SET EXERCISE> Repeat the data verbatim.

***** RECORDS PROVIDED

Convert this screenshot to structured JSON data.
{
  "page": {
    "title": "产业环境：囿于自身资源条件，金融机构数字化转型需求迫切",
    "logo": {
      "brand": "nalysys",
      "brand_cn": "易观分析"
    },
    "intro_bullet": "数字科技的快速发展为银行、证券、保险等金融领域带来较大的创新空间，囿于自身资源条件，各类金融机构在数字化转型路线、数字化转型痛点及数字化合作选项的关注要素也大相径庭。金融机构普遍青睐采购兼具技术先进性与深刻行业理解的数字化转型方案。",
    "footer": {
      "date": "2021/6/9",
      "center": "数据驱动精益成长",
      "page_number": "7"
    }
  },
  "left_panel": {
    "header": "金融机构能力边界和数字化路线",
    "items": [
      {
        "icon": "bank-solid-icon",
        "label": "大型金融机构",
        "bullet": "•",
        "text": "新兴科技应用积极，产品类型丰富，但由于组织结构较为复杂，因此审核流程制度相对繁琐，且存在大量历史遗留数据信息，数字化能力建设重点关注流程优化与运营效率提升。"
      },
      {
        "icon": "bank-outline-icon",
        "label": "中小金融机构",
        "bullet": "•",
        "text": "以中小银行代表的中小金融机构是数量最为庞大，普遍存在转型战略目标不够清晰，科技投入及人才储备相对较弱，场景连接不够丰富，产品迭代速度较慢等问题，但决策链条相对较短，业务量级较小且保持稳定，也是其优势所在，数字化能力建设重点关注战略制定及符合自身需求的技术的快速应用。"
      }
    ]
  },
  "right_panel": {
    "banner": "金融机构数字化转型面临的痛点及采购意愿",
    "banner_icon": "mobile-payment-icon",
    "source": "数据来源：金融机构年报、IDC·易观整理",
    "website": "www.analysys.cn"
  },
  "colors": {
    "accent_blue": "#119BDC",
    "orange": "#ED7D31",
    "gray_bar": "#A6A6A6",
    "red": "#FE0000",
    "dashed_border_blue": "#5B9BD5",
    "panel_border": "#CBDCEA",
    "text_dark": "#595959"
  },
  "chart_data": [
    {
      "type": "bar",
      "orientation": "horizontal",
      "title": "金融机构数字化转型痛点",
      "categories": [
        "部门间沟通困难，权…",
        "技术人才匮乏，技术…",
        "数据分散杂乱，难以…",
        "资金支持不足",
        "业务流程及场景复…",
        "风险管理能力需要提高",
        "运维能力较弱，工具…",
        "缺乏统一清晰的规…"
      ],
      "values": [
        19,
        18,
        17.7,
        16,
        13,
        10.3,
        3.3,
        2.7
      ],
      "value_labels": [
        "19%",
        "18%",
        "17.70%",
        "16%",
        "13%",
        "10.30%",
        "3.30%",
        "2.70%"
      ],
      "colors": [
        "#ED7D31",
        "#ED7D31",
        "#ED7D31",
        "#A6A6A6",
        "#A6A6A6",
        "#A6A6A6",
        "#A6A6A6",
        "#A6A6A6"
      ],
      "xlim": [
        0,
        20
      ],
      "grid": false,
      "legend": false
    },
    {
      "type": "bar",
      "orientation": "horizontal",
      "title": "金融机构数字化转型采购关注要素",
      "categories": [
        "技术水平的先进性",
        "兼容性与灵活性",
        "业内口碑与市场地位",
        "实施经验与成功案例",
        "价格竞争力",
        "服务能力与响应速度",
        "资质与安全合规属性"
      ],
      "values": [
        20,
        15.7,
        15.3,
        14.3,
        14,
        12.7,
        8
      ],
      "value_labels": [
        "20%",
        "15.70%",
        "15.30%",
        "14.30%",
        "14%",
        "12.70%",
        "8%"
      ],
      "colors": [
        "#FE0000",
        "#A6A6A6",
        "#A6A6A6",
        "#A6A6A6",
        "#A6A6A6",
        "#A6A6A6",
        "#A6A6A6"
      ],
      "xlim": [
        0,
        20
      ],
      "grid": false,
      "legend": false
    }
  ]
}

**********

THE REPLY>
Convert this screenshot to structured JSON data.
{
  "page": {
    "title": "产业环境：囿于自身资源条件，金融机构数字化转型需求迫切",
    "logo": {
      "brand": "nalysys",
      "brand_cn": "易观分析"
    },
    "intro_bullet": "数字科技的快速发展为银行、证券、保险等金融领域带来较大的创新空间，囿于自身资源条件，各类金融机构在数字化转型路线、数字化转型痛点及数字化合作选项的关注要素也大相径庭。金融机构普遍青睐采购兼具技术先进性与深刻行业理解的数字化转型方案。",
    "footer": {
      "date": "2021/6/9",
      "center": "数据驱动精益成长",
      "page_number": "7"
    }
  },
  "left_panel": {
    "header": "金融机构能力边界和数字化路线",
    "items": [
      {
        "icon": "bank-solid-icon",
        "label": "大型金融机构",
        "bullet": "•",
        "text": "新兴科技应用积极，产品类型丰富，但由于组织结构较为复杂，因此审核流程制度相对繁琐，且存在大量历史遗留数据信息，数字化能力建设重点关注流程优化与运营效率提升。"
      },
      {
        "icon": "bank-outline-icon",
        "label": "中小金融机构",
        "bullet": "•",
        "text": "以中小银行代表的中小金融机构是数量最为庞大，普遍存在转型战略目标不够清晰，科技投入及人才储备相对较弱，场景连接不够丰富，产品迭代速度较慢等问题，但决策链条相对较短，业务量级较小且保持稳定，也是其优势所在，数字化能力建设重点关注战略制定及符合自身需求的技术的快速应用。"
      }
    ]
  },
  "right_panel": {
    "banner": "金融机构数字化转型面临的痛点及采购意愿",
    "banner_icon": "mobile-payment-icon",
    "source": "数据来源：金融机构年报、IDC·易观整理",
    "website": "www.analysys.cn"
  },
  "colors": {
    "accent_blue": "#119BDC",
    "orange": "#ED7D31",
    "gray_bar": "#A6A6A6",
    "red": "#FE0000",
    "dashed_border_blue": "#5B9BD5",
    "panel_border": "#CBDCEA",
    "text_dark": "#595959"
  },
  "chart_data": [
    {
      "type": "bar",
      "orientation": "horizontal",
      "title": "金融机构数字化转型痛点",
      "categories": [
        "部门间沟通困难，权…",
        "技术人才匮乏，技术…",
        "数据分散杂乱，难以…",
        "资金支持不足",
        "业务流程及场景复…",
        "风险管理能力需要提高",
        "运维能力较弱，工具…",
        "缺乏统一清晰的规…"
      ],
      "values": [
        19,
        18,
        17.7,
        16,
        13,
        10.3,
        3.3,
        2.7
      ],
      "value_labels": [
        "19%",
        "18%",
        "17.70%",
        "16%",
        "13%",
        "10.30%",
        "3.30%",
        "2.70%"
      ],
      "colors": [
        "#ED7D31",
        "#ED7D31",
        "#ED7D31",
        "#A6A6A6",
        "#A6A6A6",
        "#A6A6A6",
        "#A6A6A6",
        "#A6A6A6"
      ],
      "xlim": [
        0,
        20
      ],
      "grid": false,
      "legend": false
    },
    {
      "type": "bar",
      "orientation": "horizontal",
      "title": "金融机构数字化转型采购关注要素",
      "categories": [
        "技术水平的先进性",
        "兼容性与灵活性",
        "业内口碑与市场地位",
        "实施经验与成功案例",
        "价格竞争力",
        "服务能力与响应速度",
        "资质与安全合规属性"
      ],
      "values": [
        20,
        15.7,
        15.3,
        14.3,
        14,
        12.7,
        8
      ],
      "value_labels": [
        "20%",
        "15.70%",
        "15.30%",
        "14.30%",
        "14%",
        "12.70%",
        "8%"
      ],
      "colors": [
        "#FE0000",
        "#A6A6A6",
        "#A6A6A6",
        "#A6A6A6",
        "#A6A6A6",
        "#A6A6A6",
        "#A6A6A6"
      ],
      "xlim": [
        0,
        20
      ],
      "grid": false,
      "legend": false
    }
  ]
}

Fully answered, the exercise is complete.